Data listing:
· · · · ·

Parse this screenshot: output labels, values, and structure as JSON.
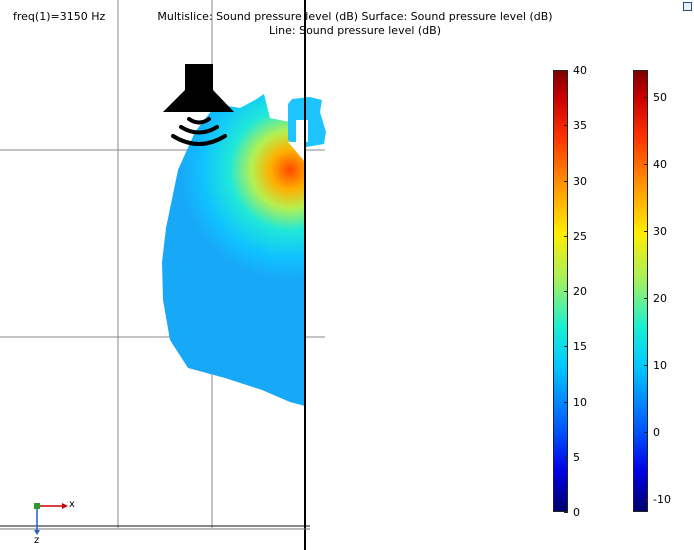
{
  "header": {
    "freq": "freq(1)=3150 Hz",
    "title_line1": "Multislice: Sound pressure level (dB)  Surface: Sound pressure level (dB)",
    "title_line2": "Line: Sound pressure level (dB)"
  },
  "icons": {
    "speaker": "speaker-icon",
    "expand": "expand-icon",
    "axis_triad": "axis-triad-icon"
  },
  "axes": {
    "x_label": "x",
    "z_label": "z"
  },
  "colorbar_multislice": {
    "ticks": [
      "40",
      "35",
      "30",
      "25",
      "20",
      "15",
      "10",
      "5",
      "0"
    ],
    "min": 0,
    "max": 40
  },
  "colorbar_surface": {
    "ticks": [
      "50",
      "40",
      "30",
      "20",
      "10",
      "0",
      "-10"
    ],
    "min": -12,
    "max": 54
  },
  "colors": {
    "grid": "#888888",
    "axis_x": "#cc0000",
    "axis_y": "#2a9a2a",
    "axis_z": "#2060c0"
  }
}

· · · · ·

Written exercise:
Retype each record exactly as it stands, but do not include the pictures.

Completed task:
Parse this screenshot: output labels, values, and structure as JSON.
{
  "header": {
    "freq": "freq(1)=3150 Hz",
    "title_line1": "Multislice: Sound pressure level (dB)  Surface: Sound pressure level (dB)",
    "title_line2": "Line: Sound pressure level (dB)"
  },
  "icons": {
    "speaker": "speaker-icon",
    "expand": "expand-icon",
    "axis_triad": "axis-triad-icon"
  },
  "axes": {
    "x_label": "x",
    "z_label": "z"
  },
  "colorbar_multislice": {
    "ticks": [
      "40",
      "35",
      "30",
      "25",
      "20",
      "15",
      "10",
      "5",
      "0"
    ],
    "min": 0,
    "max": 40
  },
  "colorbar_surface": {
    "ticks": [
      "50",
      "40",
      "30",
      "20",
      "10",
      "0",
      "-10"
    ],
    "min": -12,
    "max": 54
  },
  "colors": {
    "grid": "#888888",
    "axis_x": "#cc0000",
    "axis_y": "#2a9a2a",
    "axis_z": "#2060c0"
  }
}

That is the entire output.